▸ Records supplied:
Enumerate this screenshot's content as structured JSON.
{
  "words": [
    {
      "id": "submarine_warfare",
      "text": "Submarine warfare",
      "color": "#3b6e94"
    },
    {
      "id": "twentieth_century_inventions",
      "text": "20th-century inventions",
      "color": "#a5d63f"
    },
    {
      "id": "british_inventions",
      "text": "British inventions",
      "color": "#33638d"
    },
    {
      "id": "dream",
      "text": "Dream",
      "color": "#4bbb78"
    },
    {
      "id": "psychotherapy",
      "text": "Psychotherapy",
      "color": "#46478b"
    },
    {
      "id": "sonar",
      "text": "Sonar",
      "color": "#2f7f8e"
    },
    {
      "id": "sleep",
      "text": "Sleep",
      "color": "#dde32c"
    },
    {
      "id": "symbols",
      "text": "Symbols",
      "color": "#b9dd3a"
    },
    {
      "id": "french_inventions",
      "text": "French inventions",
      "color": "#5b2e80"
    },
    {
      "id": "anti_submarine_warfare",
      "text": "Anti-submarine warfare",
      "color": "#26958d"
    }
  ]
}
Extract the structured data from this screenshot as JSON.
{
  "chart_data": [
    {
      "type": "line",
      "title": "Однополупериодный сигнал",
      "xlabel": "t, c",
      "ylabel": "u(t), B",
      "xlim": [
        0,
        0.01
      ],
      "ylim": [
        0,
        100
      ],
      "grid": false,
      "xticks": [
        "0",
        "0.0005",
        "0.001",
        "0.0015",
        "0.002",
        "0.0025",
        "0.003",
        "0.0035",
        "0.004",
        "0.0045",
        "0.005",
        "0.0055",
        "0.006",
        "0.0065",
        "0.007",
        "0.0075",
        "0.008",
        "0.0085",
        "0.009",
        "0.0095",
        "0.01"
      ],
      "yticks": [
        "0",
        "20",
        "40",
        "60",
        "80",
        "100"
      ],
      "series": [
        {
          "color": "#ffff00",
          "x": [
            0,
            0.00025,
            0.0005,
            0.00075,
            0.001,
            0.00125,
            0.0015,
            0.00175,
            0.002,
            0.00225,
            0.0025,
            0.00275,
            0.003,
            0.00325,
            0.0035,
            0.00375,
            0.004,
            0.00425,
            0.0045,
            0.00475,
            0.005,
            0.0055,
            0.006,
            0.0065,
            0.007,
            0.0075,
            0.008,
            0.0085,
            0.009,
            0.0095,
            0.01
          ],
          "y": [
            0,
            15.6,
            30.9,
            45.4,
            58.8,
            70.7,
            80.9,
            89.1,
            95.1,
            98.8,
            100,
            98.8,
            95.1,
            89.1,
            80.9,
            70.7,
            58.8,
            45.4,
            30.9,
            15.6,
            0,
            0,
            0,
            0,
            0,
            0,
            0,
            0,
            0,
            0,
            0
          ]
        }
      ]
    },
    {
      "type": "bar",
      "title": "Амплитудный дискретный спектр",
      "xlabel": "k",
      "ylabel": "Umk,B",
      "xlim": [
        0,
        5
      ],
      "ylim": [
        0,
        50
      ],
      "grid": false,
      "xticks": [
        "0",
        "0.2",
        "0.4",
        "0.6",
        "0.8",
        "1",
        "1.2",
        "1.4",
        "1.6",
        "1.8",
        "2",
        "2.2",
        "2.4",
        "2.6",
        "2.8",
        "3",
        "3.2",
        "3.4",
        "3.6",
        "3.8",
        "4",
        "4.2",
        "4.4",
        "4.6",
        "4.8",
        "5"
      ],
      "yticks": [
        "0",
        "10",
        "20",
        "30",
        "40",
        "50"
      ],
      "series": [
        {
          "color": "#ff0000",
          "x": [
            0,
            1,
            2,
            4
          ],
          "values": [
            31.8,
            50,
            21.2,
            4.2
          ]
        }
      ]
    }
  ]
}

▸ The request: Can you restate every record above word for word?

▸ Solution:
Enumerate this screenshot's content as structured JSON.
{
  "words": [
    {
      "id": "submarine_warfare",
      "text": "Submarine warfare",
      "color": "#3b6e94"
    },
    {
      "id": "twentieth_century_inventions",
      "text": "20th-century inventions",
      "color": "#a5d63f"
    },
    {
      "id": "british_inventions",
      "text": "British inventions",
      "color": "#33638d"
    },
    {
      "id": "dream",
      "text": "Dream",
      "color": "#4bbb78"
    },
    {
      "id": "psychotherapy",
      "text": "Psychotherapy",
      "color": "#46478b"
    },
    {
      "id": "sonar",
      "text": "Sonar",
      "color": "#2f7f8e"
    },
    {
      "id": "sleep",
      "text": "Sleep",
      "color": "#dde32c"
    },
    {
      "id": "symbols",
      "text": "Symbols",
      "color": "#b9dd3a"
    },
    {
      "id": "french_inventions",
      "text": "French inventions",
      "color": "#5b2e80"
    },
    {
      "id": "anti_submarine_warfare",
      "text": "Anti-submarine warfare",
      "color": "#26958d"
    }
  ]
}
Extract the structured data from this screenshot as JSON.
{
  "chart_data": [
    {
      "type": "line",
      "title": "Однополупериодный сигнал",
      "xlabel": "t, c",
      "ylabel": "u(t), B",
      "xlim": [
        0,
        0.01
      ],
      "ylim": [
        0,
        100
      ],
      "grid": false,
      "xticks": [
        "0",
        "0.0005",
        "0.001",
        "0.0015",
        "0.002",
        "0.0025",
        "0.003",
        "0.0035",
        "0.004",
        "0.0045",
        "0.005",
        "0.0055",
        "0.006",
        "0.0065",
        "0.007",
        "0.0075",
        "0.008",
        "0.0085",
        "0.009",
        "0.0095",
        "0.01"
      ],
      "yticks": [
        "0",
        "20",
        "40",
        "60",
        "80",
        "100"
      ],
      "series": [
        {
          "color": "#ffff00",
          "x": [
            0,
            0.00025,
            0.0005,
            0.00075,
            0.001,
            0.00125,
            0.0015,
            0.00175,
            0.002,
            0.00225,
            0.0025,
            0.00275,
            0.003,
            0.00325,
            0.0035,
            0.00375,
            0.004,
            0.00425,
            0.0045,
            0.00475,
            0.005,
            0.0055,
            0.006,
            0.0065,
            0.007,
            0.0075,
            0.008,
            0.0085,
            0.009,
            0.0095,
            0.01
          ],
          "y": [
            0,
            15.6,
            30.9,
            45.4,
            58.8,
            70.7,
            80.9,
            89.1,
            95.1,
            98.8,
            100,
            98.8,
            95.1,
            89.1,
            80.9,
            70.7,
            58.8,
            45.4,
            30.9,
            15.6,
            0,
            0,
            0,
            0,
            0,
            0,
            0,
            0,
            0,
            0,
            0
          ]
        }
      ]
    },
    {
      "type": "bar",
      "title": "Амплитудный дискретный спектр",
      "xlabel": "k",
      "ylabel": "Umk,B",
      "xlim": [
        0,
        5
      ],
      "ylim": [
        0,
        50
      ],
      "grid": false,
      "xticks": [
        "0",
        "0.2",
        "0.4",
        "0.6",
        "0.8",
        "1",
        "1.2",
        "1.4",
        "1.6",
        "1.8",
        "2",
        "2.2",
        "2.4",
        "2.6",
        "2.8",
        "3",
        "3.2",
        "3.4",
        "3.6",
        "3.8",
        "4",
        "4.2",
        "4.4",
        "4.6",
        "4.8",
        "5"
      ],
      "yticks": [
        "0",
        "10",
        "20",
        "30",
        "40",
        "50"
      ],
      "series": [
        {
          "color": "#ff0000",
          "x": [
            0,
            1,
            2,
            4
          ],
          "values": [
            31.8,
            50,
            21.2,
            4.2
          ]
        }
      ]
    }
  ]
}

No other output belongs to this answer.